* _GIVEN TASK_:
Pick out and copy every line below that has the word "überhaupt".

* _Dataset excerpt_:
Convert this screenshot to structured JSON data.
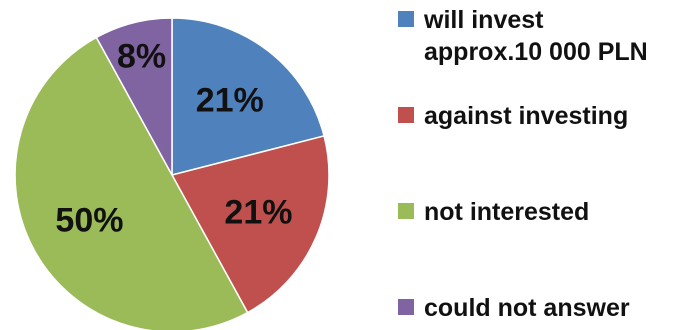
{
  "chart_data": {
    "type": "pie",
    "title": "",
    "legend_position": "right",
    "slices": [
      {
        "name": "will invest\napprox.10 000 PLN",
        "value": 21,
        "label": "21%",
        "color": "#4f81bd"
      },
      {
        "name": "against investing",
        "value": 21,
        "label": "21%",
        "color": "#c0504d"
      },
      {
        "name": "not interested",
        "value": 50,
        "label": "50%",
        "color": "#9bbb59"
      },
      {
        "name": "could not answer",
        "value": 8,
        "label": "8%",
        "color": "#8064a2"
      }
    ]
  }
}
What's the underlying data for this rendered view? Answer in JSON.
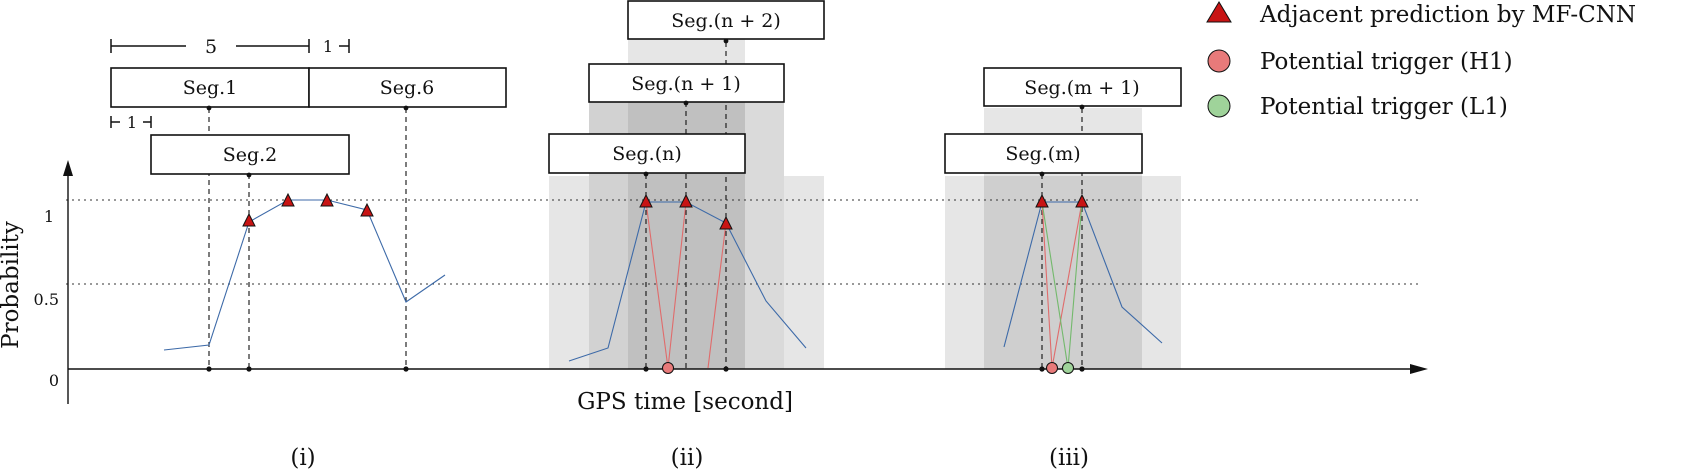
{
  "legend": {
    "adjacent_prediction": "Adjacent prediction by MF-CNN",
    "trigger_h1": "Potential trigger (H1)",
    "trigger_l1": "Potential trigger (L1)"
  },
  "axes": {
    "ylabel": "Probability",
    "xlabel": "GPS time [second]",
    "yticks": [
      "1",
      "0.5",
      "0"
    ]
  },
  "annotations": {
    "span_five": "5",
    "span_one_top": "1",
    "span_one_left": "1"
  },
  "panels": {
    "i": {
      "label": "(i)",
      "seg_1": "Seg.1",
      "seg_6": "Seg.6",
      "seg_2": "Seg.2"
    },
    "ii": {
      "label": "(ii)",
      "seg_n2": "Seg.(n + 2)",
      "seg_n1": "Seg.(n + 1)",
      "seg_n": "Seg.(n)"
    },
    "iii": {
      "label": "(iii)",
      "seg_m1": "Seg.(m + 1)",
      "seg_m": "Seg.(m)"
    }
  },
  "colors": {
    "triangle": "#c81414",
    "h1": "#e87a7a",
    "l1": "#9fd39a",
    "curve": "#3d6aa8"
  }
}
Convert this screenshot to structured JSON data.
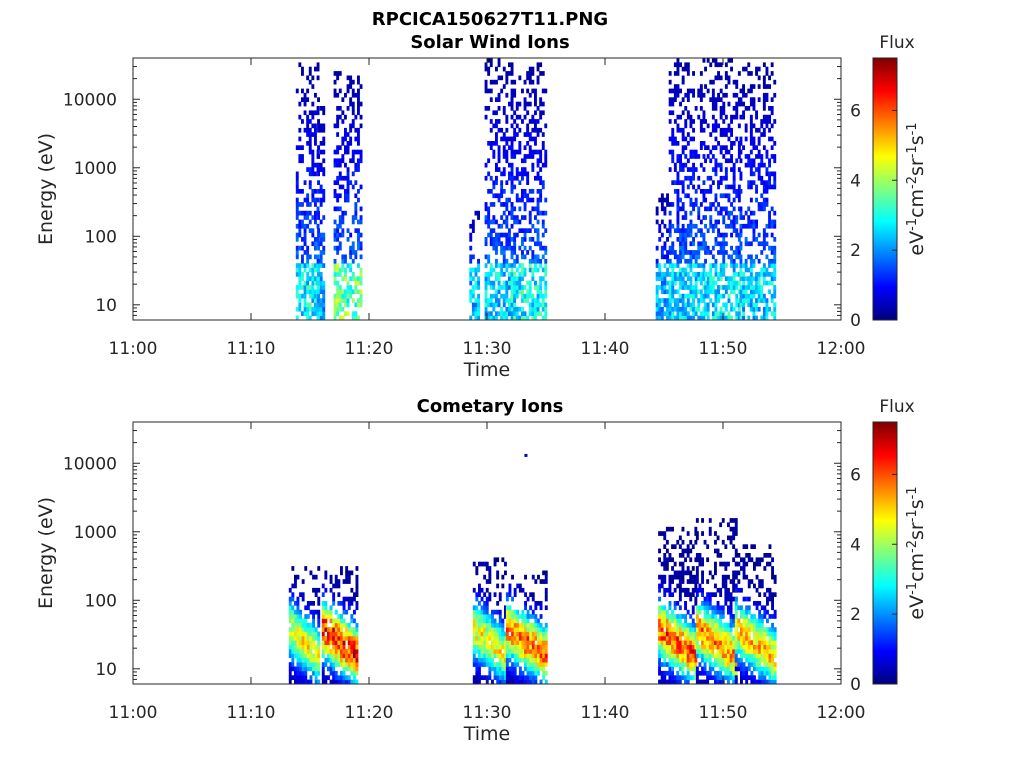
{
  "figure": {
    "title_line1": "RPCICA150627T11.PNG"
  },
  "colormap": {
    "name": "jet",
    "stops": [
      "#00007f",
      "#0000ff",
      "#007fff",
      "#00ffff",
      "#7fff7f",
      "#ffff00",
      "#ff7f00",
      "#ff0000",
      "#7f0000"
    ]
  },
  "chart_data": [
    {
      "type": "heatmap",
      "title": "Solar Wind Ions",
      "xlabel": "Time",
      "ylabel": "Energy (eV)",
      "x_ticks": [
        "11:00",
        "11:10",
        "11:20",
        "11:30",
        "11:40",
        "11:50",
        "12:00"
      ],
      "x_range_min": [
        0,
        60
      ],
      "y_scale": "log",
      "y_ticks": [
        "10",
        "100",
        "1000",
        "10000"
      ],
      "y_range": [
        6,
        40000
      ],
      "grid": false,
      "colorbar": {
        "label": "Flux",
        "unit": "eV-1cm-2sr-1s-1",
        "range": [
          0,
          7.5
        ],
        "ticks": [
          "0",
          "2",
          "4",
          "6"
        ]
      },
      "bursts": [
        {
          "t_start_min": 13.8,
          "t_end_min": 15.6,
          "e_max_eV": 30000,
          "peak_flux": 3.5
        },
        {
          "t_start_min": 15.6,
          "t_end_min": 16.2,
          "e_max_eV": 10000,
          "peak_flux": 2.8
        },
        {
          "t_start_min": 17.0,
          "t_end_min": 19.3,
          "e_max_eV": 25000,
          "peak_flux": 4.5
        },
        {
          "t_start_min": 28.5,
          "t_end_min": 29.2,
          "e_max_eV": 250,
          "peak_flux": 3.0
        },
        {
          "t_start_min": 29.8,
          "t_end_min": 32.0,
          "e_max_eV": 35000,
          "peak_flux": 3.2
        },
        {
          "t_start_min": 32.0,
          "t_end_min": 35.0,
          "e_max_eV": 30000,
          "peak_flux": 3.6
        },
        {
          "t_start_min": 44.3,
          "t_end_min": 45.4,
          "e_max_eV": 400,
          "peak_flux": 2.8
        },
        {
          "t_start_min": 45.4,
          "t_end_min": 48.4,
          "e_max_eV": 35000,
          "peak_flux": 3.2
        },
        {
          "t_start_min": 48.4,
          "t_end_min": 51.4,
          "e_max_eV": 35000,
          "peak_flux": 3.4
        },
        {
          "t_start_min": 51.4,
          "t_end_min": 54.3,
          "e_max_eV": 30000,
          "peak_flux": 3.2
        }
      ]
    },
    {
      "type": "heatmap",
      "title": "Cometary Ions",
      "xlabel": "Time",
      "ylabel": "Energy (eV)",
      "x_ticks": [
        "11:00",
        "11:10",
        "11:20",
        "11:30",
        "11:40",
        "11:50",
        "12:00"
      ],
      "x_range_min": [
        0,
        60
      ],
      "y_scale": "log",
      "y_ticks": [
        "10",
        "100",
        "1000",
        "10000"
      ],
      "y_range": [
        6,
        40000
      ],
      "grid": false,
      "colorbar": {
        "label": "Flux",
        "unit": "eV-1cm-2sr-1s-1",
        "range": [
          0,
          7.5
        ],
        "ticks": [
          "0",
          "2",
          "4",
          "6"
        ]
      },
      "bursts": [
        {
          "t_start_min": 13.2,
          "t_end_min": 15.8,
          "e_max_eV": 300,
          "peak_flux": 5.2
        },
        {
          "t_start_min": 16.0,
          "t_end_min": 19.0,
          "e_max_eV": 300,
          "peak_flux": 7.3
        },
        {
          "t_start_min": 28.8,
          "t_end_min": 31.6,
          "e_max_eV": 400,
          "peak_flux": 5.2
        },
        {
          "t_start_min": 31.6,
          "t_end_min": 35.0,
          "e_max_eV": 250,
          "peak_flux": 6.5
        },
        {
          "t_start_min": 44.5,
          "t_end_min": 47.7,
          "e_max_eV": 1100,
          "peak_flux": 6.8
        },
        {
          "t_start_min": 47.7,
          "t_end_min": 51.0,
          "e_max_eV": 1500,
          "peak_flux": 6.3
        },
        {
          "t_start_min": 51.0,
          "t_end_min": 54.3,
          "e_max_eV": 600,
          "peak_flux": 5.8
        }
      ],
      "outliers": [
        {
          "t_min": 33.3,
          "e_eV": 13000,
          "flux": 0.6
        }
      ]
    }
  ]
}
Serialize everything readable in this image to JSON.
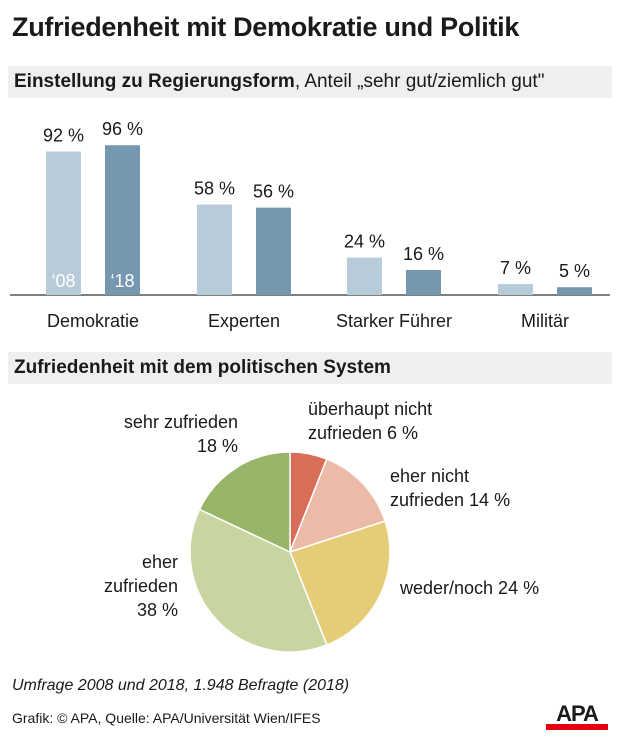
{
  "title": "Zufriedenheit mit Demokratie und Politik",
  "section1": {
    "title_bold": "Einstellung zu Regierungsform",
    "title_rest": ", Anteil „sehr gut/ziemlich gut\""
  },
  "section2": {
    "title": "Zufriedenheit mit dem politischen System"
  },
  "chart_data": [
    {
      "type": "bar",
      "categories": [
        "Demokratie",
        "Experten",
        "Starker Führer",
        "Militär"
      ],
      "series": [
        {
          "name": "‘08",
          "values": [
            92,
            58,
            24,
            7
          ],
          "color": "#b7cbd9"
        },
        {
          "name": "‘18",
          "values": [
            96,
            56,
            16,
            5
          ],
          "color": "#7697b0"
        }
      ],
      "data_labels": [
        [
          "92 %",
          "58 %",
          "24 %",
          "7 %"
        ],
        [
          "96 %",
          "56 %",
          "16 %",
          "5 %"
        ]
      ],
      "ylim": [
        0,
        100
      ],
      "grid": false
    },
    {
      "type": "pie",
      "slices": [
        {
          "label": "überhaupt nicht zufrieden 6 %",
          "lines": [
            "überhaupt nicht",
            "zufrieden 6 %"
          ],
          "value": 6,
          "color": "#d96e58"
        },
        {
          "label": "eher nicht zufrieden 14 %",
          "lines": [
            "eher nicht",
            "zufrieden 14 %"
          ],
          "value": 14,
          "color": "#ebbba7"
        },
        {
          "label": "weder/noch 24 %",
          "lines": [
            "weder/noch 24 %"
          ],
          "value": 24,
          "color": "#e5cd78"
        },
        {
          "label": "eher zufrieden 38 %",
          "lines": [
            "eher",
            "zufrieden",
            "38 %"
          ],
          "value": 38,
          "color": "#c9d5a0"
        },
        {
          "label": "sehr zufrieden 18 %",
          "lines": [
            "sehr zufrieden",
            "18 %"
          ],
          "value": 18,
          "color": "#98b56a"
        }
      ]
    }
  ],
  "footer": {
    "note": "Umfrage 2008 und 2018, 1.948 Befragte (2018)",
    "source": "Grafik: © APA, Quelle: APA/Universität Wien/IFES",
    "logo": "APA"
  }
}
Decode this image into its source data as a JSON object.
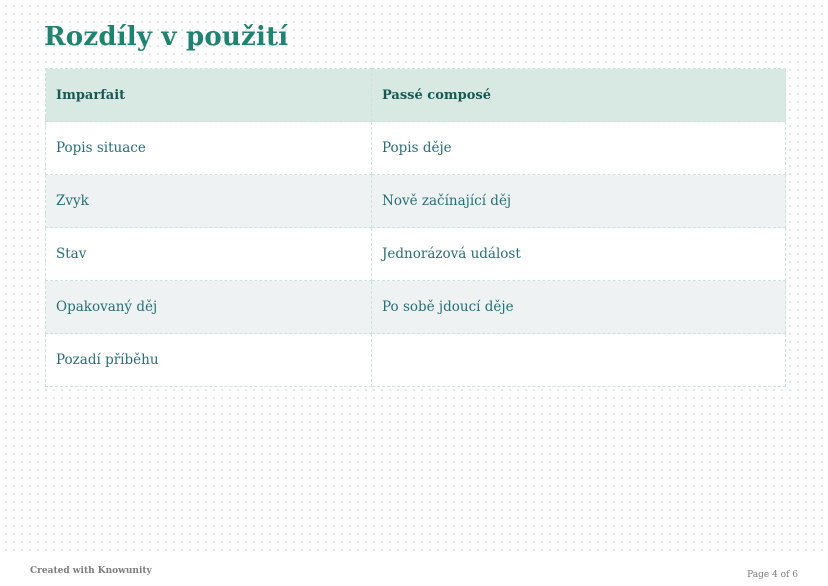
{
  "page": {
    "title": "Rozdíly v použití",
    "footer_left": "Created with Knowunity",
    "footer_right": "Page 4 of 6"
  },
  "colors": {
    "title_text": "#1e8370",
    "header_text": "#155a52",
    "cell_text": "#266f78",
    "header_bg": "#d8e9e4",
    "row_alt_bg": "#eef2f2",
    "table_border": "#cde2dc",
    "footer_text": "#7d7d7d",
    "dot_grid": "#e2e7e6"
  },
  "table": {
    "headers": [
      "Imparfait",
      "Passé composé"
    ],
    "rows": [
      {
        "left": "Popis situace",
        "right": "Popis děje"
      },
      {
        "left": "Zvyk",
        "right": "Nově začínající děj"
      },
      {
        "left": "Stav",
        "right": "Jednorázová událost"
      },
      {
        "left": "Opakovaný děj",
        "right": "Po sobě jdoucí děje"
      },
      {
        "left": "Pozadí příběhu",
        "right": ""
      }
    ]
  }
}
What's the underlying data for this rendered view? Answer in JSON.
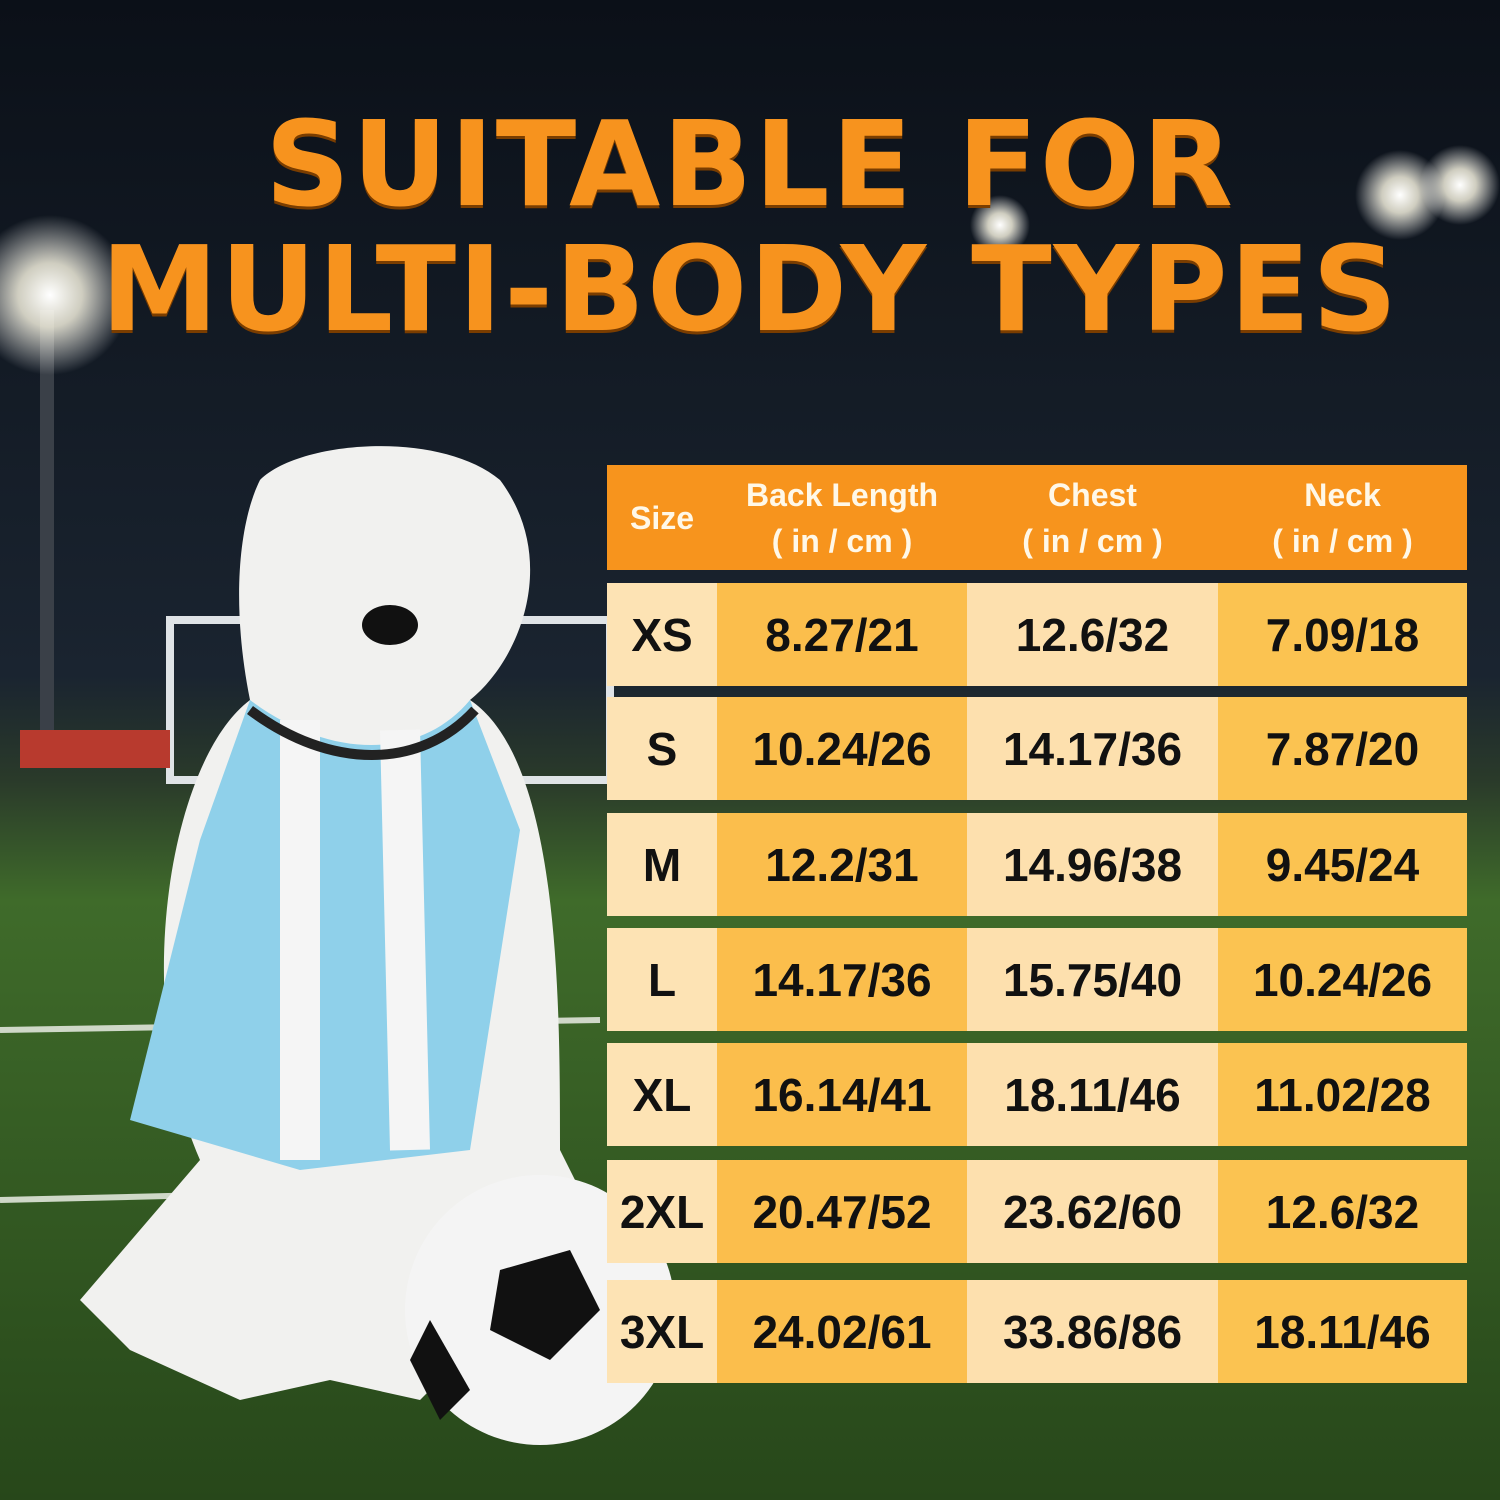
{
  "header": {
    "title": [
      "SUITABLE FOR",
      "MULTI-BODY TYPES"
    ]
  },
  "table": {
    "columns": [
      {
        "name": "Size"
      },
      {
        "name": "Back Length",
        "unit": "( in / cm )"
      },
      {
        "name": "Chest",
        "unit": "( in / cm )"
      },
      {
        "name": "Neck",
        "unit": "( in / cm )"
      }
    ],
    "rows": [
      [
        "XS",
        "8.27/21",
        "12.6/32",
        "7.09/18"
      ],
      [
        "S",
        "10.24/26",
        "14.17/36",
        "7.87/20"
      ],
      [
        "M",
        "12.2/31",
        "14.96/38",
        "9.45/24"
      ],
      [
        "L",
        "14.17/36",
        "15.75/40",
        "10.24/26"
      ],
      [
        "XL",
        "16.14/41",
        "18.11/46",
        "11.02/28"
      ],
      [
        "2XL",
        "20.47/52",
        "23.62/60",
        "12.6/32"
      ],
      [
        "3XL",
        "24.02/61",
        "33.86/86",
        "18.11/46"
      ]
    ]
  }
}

* _EXERCISE RESPONSE_:
          "label": "überhaupt nicht zufrieden 6 %",
            "überhaupt nicht",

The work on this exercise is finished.